§ **Task material**
◇ ◇ ◇

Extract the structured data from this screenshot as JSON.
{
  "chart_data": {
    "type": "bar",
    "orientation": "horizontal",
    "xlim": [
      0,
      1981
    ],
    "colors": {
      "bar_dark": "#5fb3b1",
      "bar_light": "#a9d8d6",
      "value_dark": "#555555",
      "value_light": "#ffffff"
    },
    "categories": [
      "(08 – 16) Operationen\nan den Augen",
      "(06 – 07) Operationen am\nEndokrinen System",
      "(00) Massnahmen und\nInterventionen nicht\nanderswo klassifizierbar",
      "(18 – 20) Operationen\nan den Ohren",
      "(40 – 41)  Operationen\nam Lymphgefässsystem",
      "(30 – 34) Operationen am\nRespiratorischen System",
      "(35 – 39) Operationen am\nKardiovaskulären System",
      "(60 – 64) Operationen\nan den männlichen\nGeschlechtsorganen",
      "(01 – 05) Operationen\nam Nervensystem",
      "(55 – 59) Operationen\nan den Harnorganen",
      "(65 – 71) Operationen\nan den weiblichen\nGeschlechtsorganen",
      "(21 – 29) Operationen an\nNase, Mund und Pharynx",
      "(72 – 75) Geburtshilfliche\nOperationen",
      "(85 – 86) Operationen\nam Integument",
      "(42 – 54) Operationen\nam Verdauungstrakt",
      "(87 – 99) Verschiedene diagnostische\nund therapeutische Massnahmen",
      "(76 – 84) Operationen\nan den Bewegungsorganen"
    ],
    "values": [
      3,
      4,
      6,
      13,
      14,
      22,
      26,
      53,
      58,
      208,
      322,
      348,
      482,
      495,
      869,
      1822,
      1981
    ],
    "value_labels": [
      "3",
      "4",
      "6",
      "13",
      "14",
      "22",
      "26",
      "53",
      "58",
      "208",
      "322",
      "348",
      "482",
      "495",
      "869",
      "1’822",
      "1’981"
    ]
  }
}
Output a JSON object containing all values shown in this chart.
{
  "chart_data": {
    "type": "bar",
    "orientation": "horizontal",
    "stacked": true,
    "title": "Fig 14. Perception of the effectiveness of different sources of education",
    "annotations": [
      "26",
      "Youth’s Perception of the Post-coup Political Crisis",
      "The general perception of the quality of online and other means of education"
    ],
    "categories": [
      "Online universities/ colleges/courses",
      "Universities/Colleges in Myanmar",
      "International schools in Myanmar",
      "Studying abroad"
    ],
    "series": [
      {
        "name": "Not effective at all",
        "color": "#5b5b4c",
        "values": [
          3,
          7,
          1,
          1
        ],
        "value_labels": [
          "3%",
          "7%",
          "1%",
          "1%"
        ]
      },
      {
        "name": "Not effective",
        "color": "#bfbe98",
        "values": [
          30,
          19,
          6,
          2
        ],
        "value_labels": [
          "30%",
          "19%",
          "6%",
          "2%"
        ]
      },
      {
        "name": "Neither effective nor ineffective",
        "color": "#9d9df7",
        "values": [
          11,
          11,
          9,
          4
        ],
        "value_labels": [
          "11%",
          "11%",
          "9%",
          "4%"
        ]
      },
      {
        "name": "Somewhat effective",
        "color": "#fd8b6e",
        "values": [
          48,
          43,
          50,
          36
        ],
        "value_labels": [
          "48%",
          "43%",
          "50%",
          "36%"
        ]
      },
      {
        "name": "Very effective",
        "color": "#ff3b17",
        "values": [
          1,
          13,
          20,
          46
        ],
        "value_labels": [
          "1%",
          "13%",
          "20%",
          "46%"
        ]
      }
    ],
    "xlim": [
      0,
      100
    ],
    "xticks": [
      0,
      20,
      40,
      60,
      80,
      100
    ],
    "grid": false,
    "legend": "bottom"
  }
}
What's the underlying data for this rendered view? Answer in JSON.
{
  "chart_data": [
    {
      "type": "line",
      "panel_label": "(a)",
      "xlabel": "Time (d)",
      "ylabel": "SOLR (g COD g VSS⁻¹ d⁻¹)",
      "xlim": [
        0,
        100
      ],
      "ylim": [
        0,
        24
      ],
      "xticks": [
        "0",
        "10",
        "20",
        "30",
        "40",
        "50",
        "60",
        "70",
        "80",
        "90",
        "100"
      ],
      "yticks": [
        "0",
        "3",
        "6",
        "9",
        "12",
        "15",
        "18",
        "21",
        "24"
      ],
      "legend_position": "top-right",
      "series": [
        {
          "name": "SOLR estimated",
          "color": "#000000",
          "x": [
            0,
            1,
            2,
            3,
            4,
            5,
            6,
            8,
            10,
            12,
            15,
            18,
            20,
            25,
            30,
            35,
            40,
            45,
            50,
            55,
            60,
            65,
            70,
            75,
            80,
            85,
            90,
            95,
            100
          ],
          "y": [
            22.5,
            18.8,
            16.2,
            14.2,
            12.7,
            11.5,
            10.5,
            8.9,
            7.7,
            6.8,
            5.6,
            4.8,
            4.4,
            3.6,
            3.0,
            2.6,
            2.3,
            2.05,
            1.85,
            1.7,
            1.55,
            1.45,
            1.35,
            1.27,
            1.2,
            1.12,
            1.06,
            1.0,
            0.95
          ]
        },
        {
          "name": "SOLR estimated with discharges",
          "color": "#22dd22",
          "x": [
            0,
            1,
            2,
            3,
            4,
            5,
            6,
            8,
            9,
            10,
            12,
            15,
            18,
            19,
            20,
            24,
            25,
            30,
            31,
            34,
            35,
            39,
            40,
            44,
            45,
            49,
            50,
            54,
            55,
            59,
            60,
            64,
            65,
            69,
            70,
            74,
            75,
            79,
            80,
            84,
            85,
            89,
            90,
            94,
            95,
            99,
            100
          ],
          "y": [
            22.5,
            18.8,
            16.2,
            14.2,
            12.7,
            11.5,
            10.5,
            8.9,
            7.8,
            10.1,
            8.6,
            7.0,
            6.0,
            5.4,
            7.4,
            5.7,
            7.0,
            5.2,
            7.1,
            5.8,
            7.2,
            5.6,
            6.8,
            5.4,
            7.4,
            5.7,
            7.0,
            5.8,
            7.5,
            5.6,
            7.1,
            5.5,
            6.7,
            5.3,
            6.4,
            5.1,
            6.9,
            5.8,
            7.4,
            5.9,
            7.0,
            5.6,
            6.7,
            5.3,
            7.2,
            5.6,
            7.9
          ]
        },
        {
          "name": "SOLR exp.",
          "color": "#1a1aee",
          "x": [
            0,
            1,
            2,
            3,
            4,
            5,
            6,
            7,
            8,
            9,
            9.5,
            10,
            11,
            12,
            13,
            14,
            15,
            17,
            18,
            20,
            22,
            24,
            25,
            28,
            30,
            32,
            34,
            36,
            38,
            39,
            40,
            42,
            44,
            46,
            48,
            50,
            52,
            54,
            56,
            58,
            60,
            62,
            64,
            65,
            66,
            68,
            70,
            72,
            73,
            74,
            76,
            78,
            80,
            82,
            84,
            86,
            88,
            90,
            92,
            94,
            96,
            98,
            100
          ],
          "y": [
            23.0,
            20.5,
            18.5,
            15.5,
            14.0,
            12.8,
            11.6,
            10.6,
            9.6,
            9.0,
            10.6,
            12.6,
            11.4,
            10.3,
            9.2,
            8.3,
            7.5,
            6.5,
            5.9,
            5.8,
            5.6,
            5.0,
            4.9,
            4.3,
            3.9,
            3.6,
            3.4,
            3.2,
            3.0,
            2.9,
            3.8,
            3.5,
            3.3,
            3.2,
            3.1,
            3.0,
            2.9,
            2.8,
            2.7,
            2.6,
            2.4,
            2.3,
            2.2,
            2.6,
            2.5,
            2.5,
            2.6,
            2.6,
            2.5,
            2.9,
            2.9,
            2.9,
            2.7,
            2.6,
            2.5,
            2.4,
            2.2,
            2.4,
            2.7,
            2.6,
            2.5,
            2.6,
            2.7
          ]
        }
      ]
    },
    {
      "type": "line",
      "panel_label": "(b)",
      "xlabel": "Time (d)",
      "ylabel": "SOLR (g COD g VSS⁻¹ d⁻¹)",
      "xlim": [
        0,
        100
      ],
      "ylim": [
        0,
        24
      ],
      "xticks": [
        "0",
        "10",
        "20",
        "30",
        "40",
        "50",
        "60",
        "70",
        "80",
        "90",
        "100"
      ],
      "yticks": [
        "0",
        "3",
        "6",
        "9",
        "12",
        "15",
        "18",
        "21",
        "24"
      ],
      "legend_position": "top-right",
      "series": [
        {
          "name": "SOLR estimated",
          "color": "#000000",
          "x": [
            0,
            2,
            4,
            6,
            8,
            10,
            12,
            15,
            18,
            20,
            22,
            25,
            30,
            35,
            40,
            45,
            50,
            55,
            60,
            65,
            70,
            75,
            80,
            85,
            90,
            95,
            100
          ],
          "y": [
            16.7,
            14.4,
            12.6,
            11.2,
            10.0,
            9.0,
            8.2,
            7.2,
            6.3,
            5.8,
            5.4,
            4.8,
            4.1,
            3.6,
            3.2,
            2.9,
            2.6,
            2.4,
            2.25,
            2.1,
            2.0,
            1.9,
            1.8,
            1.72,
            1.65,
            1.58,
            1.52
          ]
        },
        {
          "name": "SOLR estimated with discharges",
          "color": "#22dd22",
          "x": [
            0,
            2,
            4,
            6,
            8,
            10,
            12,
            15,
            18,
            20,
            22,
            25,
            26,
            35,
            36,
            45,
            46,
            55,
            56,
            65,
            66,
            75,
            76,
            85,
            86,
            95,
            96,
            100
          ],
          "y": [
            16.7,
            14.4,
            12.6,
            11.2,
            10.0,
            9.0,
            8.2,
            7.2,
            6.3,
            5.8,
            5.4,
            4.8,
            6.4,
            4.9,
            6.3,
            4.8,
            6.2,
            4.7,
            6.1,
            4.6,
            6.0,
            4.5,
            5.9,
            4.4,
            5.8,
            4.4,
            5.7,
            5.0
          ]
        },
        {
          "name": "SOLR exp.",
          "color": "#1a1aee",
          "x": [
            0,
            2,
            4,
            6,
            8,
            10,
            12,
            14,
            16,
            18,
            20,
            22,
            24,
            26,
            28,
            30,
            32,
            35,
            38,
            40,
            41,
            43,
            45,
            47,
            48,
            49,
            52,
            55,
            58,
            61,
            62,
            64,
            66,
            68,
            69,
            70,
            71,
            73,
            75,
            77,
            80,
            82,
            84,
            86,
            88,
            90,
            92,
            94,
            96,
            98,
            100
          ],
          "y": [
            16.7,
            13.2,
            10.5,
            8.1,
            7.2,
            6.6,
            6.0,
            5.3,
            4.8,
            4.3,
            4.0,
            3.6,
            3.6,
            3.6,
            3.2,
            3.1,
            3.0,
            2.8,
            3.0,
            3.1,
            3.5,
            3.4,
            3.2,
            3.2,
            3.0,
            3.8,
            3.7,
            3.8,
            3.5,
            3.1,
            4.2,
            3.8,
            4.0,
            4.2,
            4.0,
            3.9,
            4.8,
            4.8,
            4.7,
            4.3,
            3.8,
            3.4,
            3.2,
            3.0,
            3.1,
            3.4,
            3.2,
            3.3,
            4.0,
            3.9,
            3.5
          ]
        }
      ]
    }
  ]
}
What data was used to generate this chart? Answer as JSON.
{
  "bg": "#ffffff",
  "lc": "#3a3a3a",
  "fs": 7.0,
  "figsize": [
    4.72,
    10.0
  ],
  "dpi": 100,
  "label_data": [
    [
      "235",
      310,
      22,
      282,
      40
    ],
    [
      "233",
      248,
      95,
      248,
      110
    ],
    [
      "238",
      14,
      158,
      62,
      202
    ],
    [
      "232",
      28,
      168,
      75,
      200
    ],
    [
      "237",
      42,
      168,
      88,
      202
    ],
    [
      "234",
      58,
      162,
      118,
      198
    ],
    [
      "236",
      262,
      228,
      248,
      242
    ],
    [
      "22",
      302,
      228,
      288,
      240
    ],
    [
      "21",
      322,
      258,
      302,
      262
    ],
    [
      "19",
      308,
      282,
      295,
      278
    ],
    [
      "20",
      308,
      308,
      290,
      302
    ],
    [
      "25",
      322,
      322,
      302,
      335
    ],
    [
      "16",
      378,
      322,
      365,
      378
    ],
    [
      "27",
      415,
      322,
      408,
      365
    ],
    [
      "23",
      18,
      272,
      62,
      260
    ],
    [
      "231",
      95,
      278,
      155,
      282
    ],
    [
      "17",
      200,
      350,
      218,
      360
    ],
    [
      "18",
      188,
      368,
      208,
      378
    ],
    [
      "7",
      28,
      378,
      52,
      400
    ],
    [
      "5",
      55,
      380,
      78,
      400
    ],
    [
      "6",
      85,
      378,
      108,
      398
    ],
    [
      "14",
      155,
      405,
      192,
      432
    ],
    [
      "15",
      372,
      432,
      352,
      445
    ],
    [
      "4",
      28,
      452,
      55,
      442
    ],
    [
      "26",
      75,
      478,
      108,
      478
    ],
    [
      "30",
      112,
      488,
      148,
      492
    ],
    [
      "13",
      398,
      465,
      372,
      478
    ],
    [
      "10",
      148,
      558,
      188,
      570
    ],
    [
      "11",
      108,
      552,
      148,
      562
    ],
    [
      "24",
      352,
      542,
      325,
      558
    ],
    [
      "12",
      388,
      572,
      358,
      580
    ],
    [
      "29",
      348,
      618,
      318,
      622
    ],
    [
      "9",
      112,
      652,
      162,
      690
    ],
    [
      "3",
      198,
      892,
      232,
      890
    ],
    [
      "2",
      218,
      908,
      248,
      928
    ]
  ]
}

◇ ◇ ◇

§ **Goal**
Check each line of the data above for the string "JSON" and report only how many lines have it.

§ **Solution**
4